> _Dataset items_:
______________________________

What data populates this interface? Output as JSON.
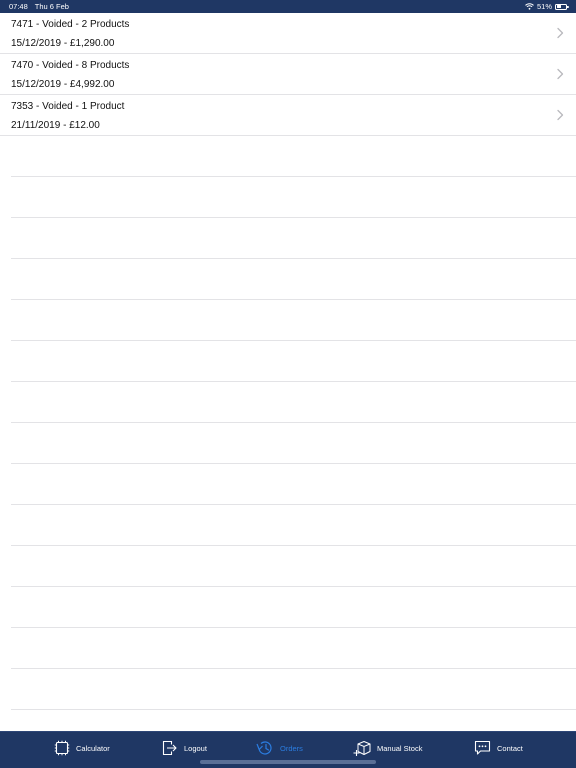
{
  "status_bar": {
    "time": "07:48",
    "date": "Thu 6 Feb",
    "battery_percent": "51%",
    "battery_level": 0.51
  },
  "orders": [
    {
      "title": "7471 - Voided - 2 Products",
      "subtitle": "15/12/2019 - £1,290.00"
    },
    {
      "title": "7470 - Voided - 8 Products",
      "subtitle": "15/12/2019 - £4,992.00"
    },
    {
      "title": "7353 - Voided - 1 Product",
      "subtitle": "21/11/2019 - £12.00"
    }
  ],
  "tab_bar": {
    "tabs": [
      {
        "label": "Calculator",
        "icon": "calculator-icon",
        "active": false
      },
      {
        "label": "Logout",
        "icon": "logout-icon",
        "active": false
      },
      {
        "label": "Orders",
        "icon": "orders-history-icon",
        "active": true
      },
      {
        "label": "Manual Stock",
        "icon": "box-add-icon",
        "active": false
      },
      {
        "label": "Contact",
        "icon": "chat-icon",
        "active": false
      }
    ],
    "active_color": "#2b7de1",
    "background_color": "#1f3764"
  }
}
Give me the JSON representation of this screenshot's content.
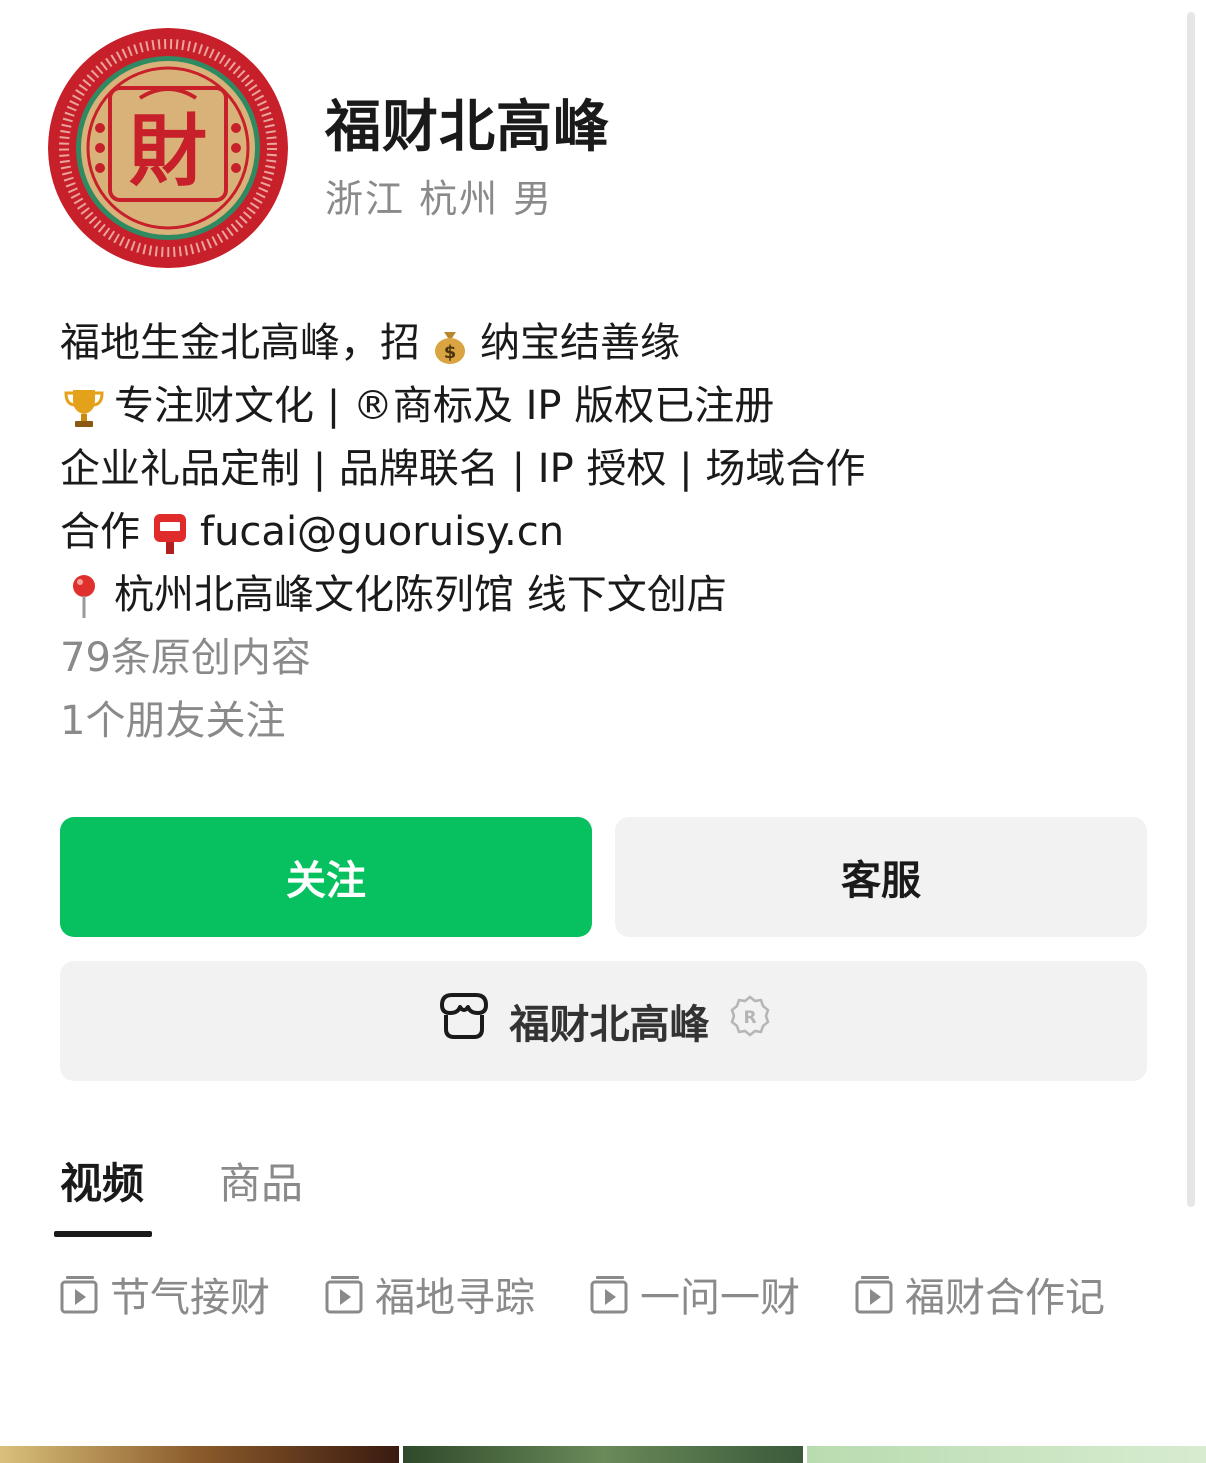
{
  "profile": {
    "name": "福财北高峰",
    "meta": "浙江 杭州 男",
    "avatar_text": "財"
  },
  "bio": {
    "line1_a": "福地生金北高峰，招",
    "line1_b": "纳宝结善缘",
    "line2": "专注财文化 | ®商标及 IP 版权已注册",
    "line3": "企业礼品定制 | 品牌联名 | IP 授权 | 场域合作",
    "line4_a": "合作",
    "line4_b": "fucai@guoruisy.cn",
    "line5": "杭州北高峰文化陈列馆 线下文创店",
    "original_count": "79条原创内容",
    "friends_following": "1个朋友关注"
  },
  "actions": {
    "follow_label": "关注",
    "service_label": "客服",
    "shop_label": "福财北高峰"
  },
  "tabs": {
    "videos": "视频",
    "products": "商品"
  },
  "collections": [
    "节气接财",
    "福地寻踪",
    "一问一财",
    "福财合作记"
  ],
  "colors": {
    "brand_green": "#07c160",
    "avatar_red": "#c8202a",
    "avatar_gold": "#d9b27a",
    "muted_text": "#8a8a8a"
  },
  "icons": {
    "money_bag": "money-bag-icon",
    "trophy": "trophy-icon",
    "postbox": "postbox-icon",
    "pin": "location-pin-icon",
    "shop": "shop-icon",
    "registered": "registered-badge-icon",
    "collection": "playlist-icon"
  }
}
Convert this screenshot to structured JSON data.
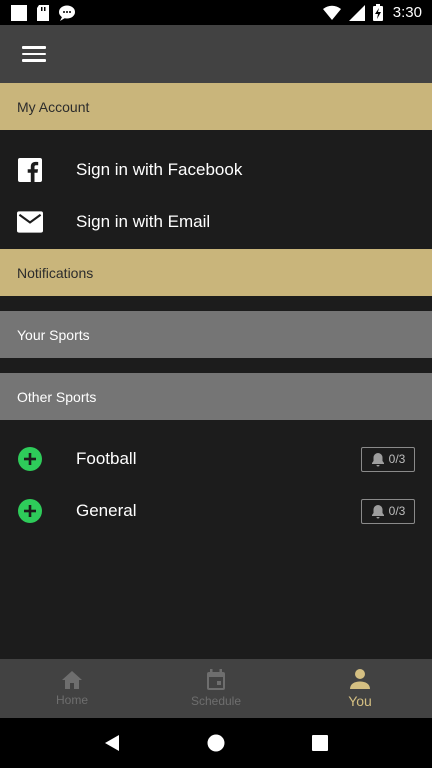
{
  "status_bar": {
    "time": "3:30",
    "icons_left": [
      "notification-square-icon",
      "sd-card-icon",
      "message-icon"
    ],
    "icons_right": [
      "wifi-icon",
      "signal-icon",
      "battery-charging-icon"
    ]
  },
  "app_bar": {
    "menu_icon": "hamburger-menu-icon"
  },
  "sections": {
    "my_account": "My Account",
    "notifications": "Notifications",
    "your_sports": "Your Sports",
    "other_sports": "Other Sports"
  },
  "account": {
    "facebook_label": "Sign in with Facebook",
    "email_label": "Sign in with Email"
  },
  "other_sports": [
    {
      "name": "Football",
      "alerts": "0/3"
    },
    {
      "name": "General",
      "alerts": "0/3"
    }
  ],
  "bottom_nav": {
    "home": "Home",
    "schedule": "Schedule",
    "you": "You",
    "active": "you"
  },
  "colors": {
    "gold_header": "#c9b57b",
    "grey_header": "#757575",
    "add_green": "#2ecc5a",
    "active_tab": "#d4bf82"
  }
}
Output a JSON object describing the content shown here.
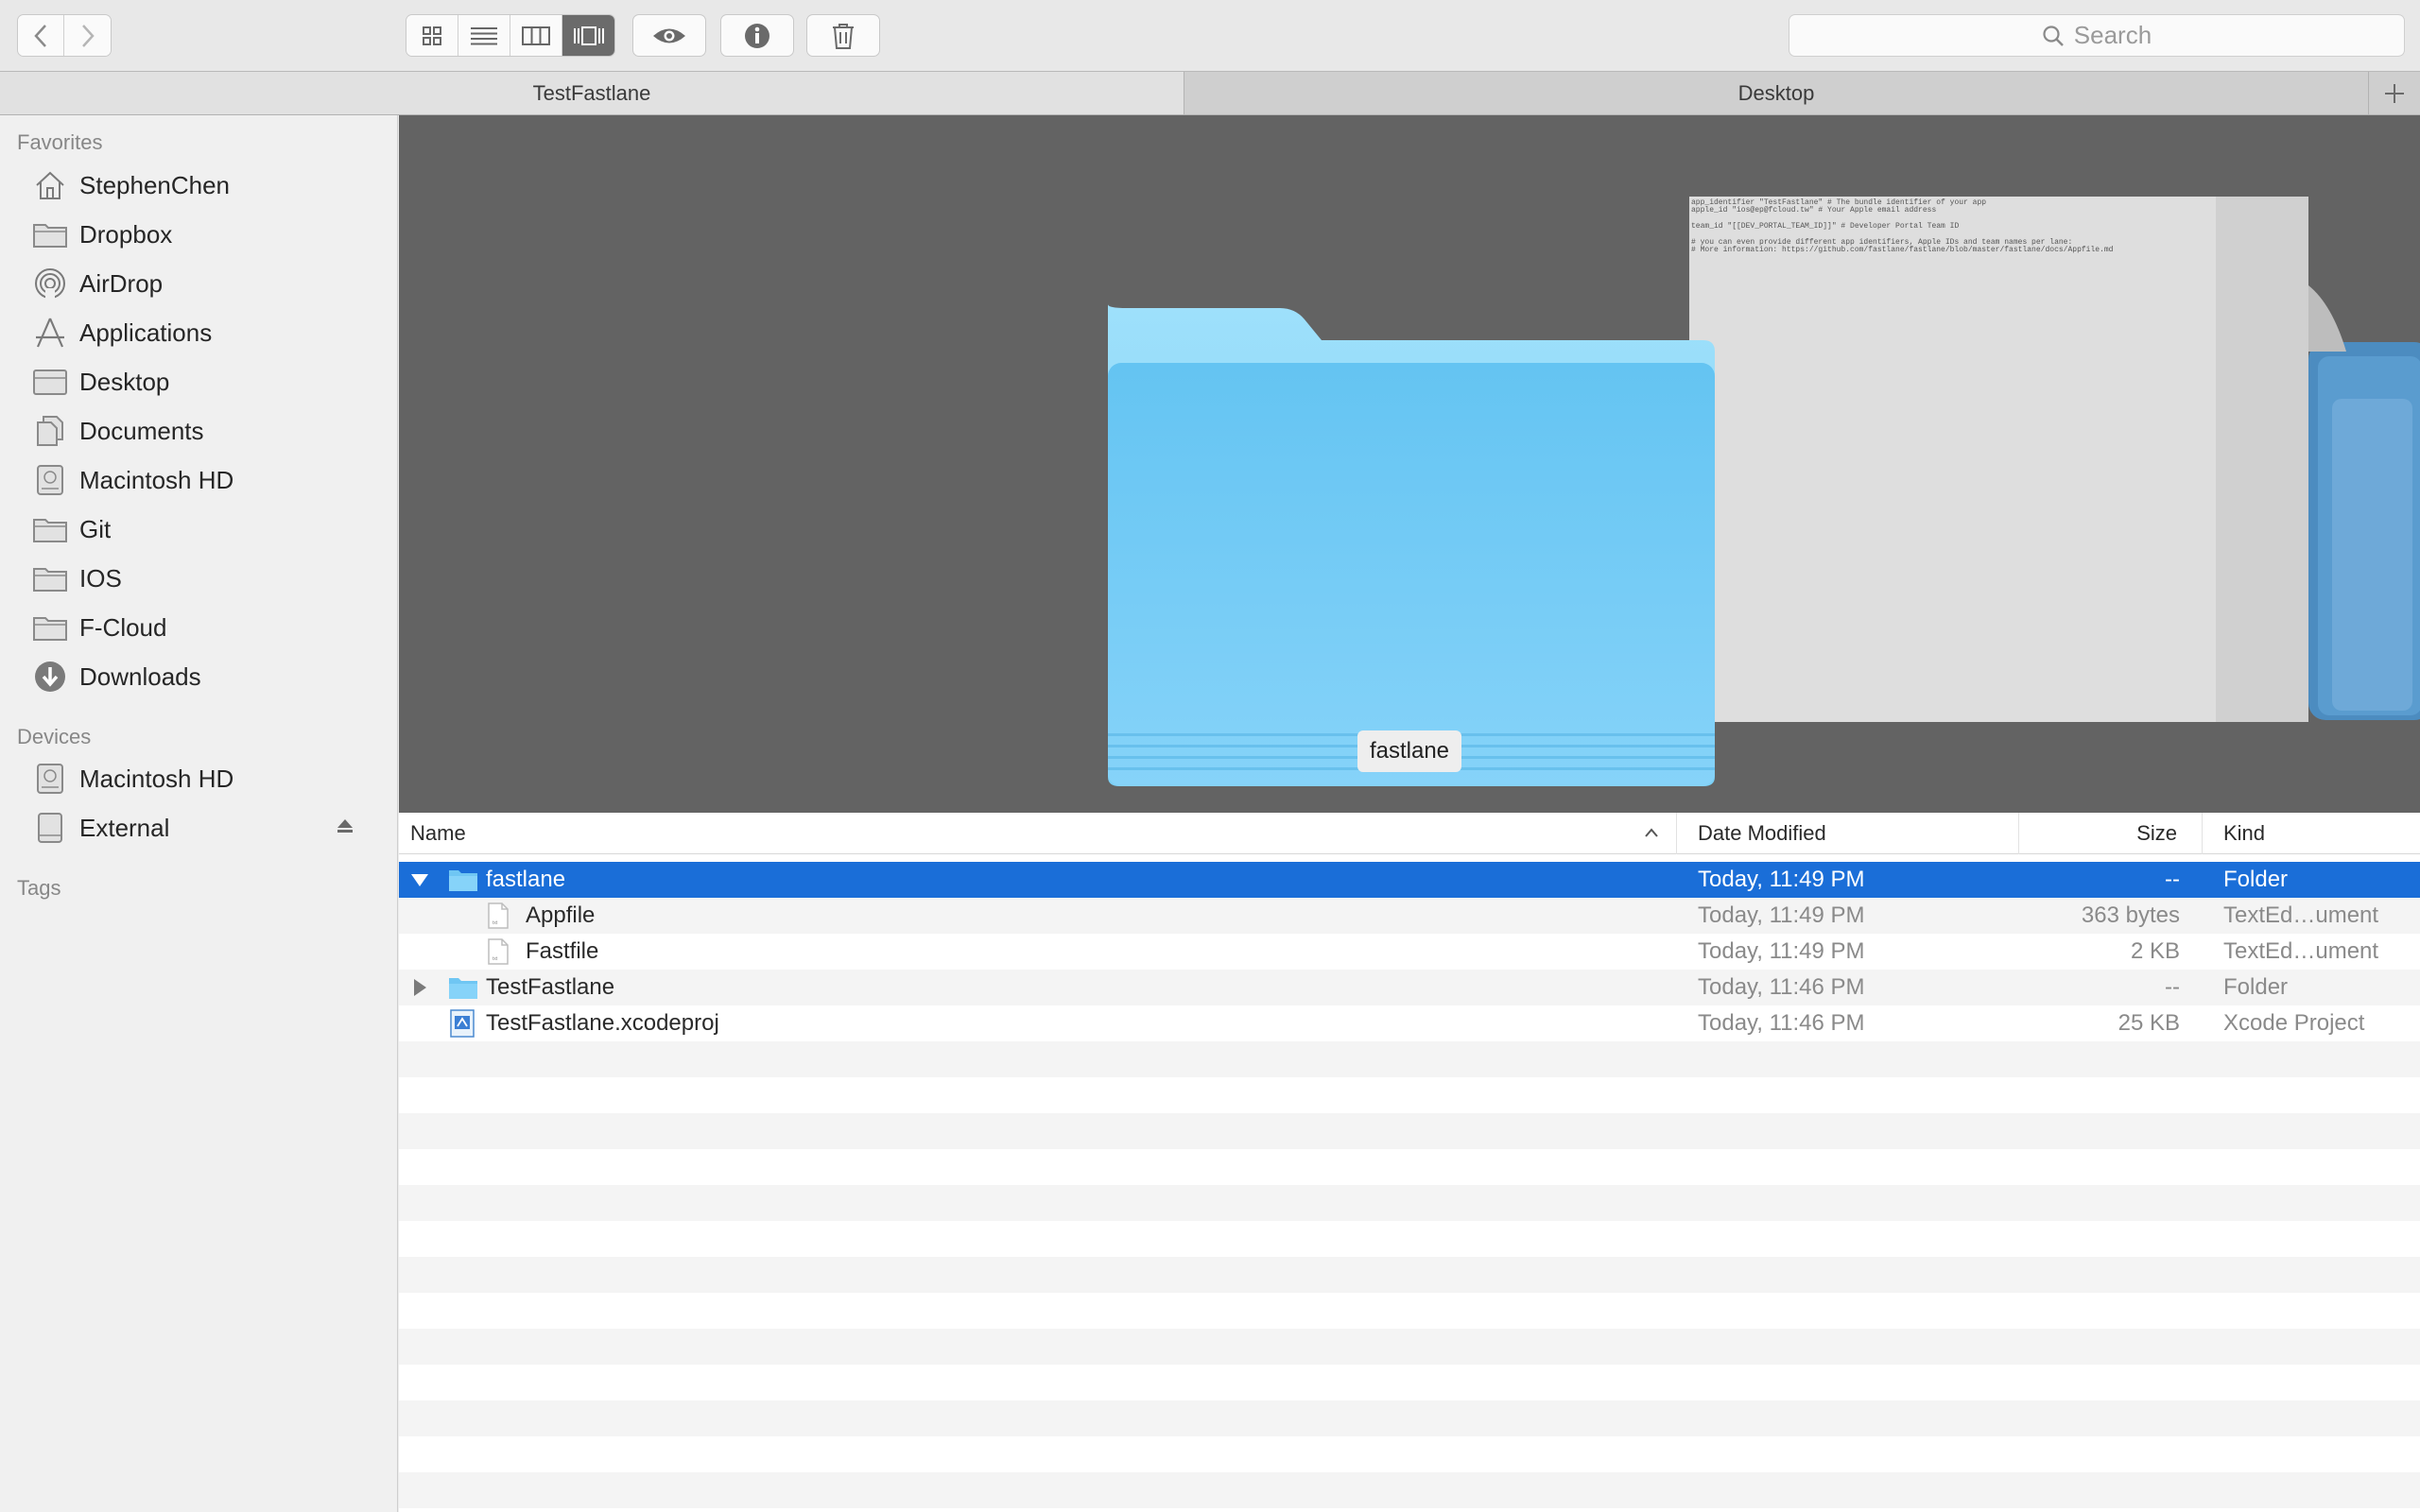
{
  "toolbar": {
    "back_icon": "chevron-left-icon",
    "forward_icon": "chevron-right-icon",
    "view_modes": [
      "icon-view",
      "list-view",
      "column-view",
      "cover-flow-view"
    ],
    "active_view": "cover-flow-view",
    "quicklook_icon": "eye-icon",
    "info_icon": "info-icon",
    "trash_icon": "trash-icon",
    "search_placeholder": "Search"
  },
  "tabs": [
    {
      "label": "TestFastlane",
      "active": true
    },
    {
      "label": "Desktop",
      "active": false
    }
  ],
  "sidebar": {
    "favorites_heading": "Favorites",
    "favorites": [
      {
        "label": "StephenChen",
        "icon": "home-icon"
      },
      {
        "label": "Dropbox",
        "icon": "folder-icon"
      },
      {
        "label": "AirDrop",
        "icon": "airdrop-icon"
      },
      {
        "label": "Applications",
        "icon": "applications-icon"
      },
      {
        "label": "Desktop",
        "icon": "desktop-folder-icon"
      },
      {
        "label": "Documents",
        "icon": "documents-folder-icon"
      },
      {
        "label": "Macintosh HD",
        "icon": "hard-drive-icon"
      },
      {
        "label": "Git",
        "icon": "folder-icon"
      },
      {
        "label": "IOS",
        "icon": "folder-icon"
      },
      {
        "label": "F-Cloud",
        "icon": "folder-icon"
      },
      {
        "label": "Downloads",
        "icon": "downloads-icon"
      }
    ],
    "devices_heading": "Devices",
    "devices": [
      {
        "label": "Macintosh HD",
        "icon": "hard-drive-icon"
      },
      {
        "label": "External",
        "icon": "external-drive-icon"
      }
    ],
    "tags_heading": "Tags"
  },
  "preview": {
    "selected_name": "fastlane",
    "doc_text_lines": [
      "app_identifier \"TestFastlane\" # The bundle identifier of your app",
      "apple_id \"ios@ep@fcloud.tw\" # Your Apple email address",
      "",
      "team_id \"[[DEV_PORTAL_TEAM_ID]]\"  # Developer Portal Team ID",
      "",
      "# you can even provide different app identifiers, Apple IDs and team names per lane:",
      "# More information: https://github.com/fastlane/fastlane/blob/master/fastlane/docs/Appfile.md"
    ]
  },
  "list": {
    "columns": {
      "name": "Name",
      "date": "Date Modified",
      "size": "Size",
      "kind": "Kind"
    },
    "rows": [
      {
        "name": "fastlane",
        "date": "Today, 11:49 PM",
        "size": "--",
        "kind": "Folder",
        "icon": "folder-icon",
        "disclosure": "expanded",
        "indent": 0,
        "selected": true
      },
      {
        "name": "Appfile",
        "date": "Today, 11:49 PM",
        "size": "363 bytes",
        "kind": "TextEd…ument",
        "icon": "text-file-icon",
        "disclosure": "",
        "indent": 1,
        "selected": false
      },
      {
        "name": "Fastfile",
        "date": "Today, 11:49 PM",
        "size": "2 KB",
        "kind": "TextEd…ument",
        "icon": "text-file-icon",
        "disclosure": "",
        "indent": 1,
        "selected": false
      },
      {
        "name": "TestFastlane",
        "date": "Today, 11:46 PM",
        "size": "--",
        "kind": "Folder",
        "icon": "folder-icon",
        "disclosure": "collapsed",
        "indent": 0,
        "selected": false
      },
      {
        "name": "TestFastlane.xcodeproj",
        "date": "Today, 11:46 PM",
        "size": "25 KB",
        "kind": "Xcode Project",
        "icon": "xcode-project-icon",
        "disclosure": "",
        "indent": 0,
        "selected": false
      }
    ]
  },
  "colors": {
    "selection": "#1a6ed8",
    "folder_blue": "#6cc8f5",
    "preview_bg": "#636363"
  }
}
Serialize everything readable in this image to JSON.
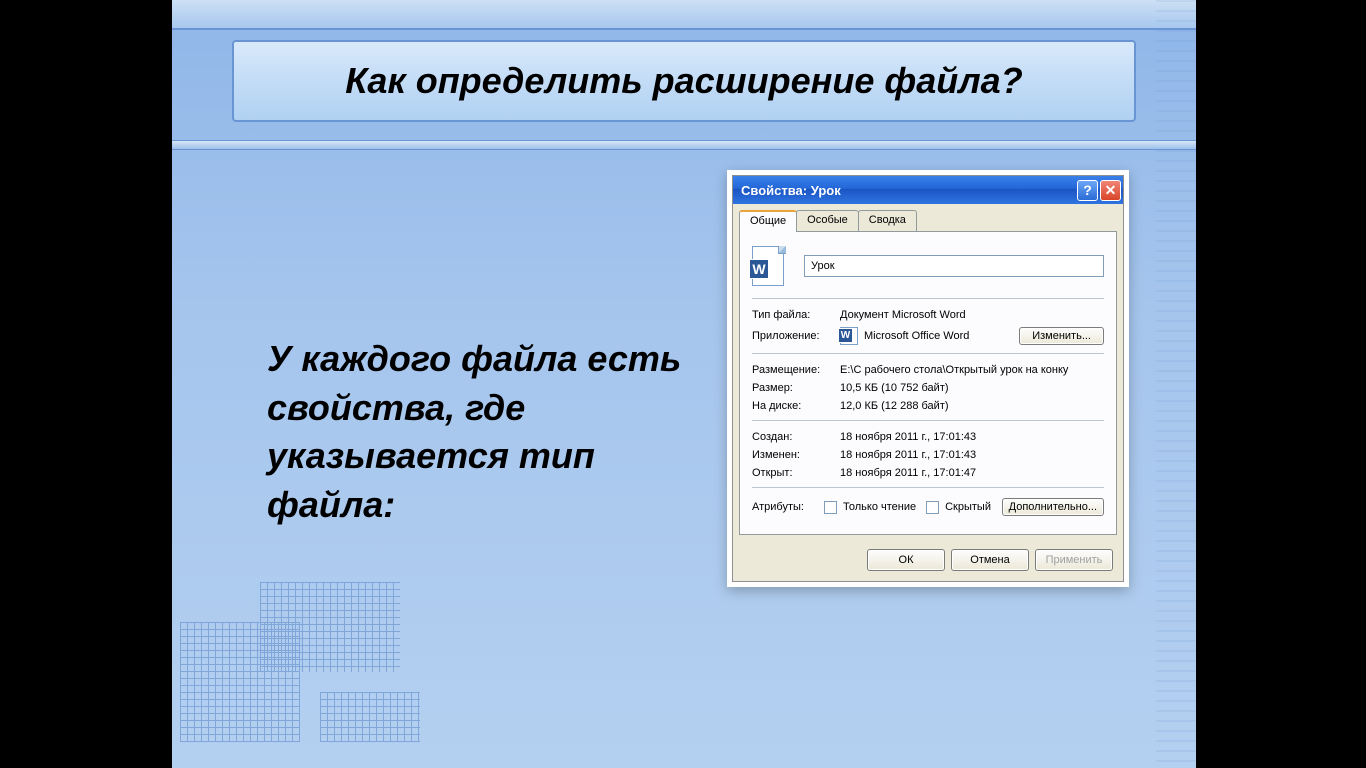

______________________________

Which lines of the data include "cover"? Copy each of them.

> _Task solution_:
      "cover-flow-view"
    "active_view": "cover-flow-view",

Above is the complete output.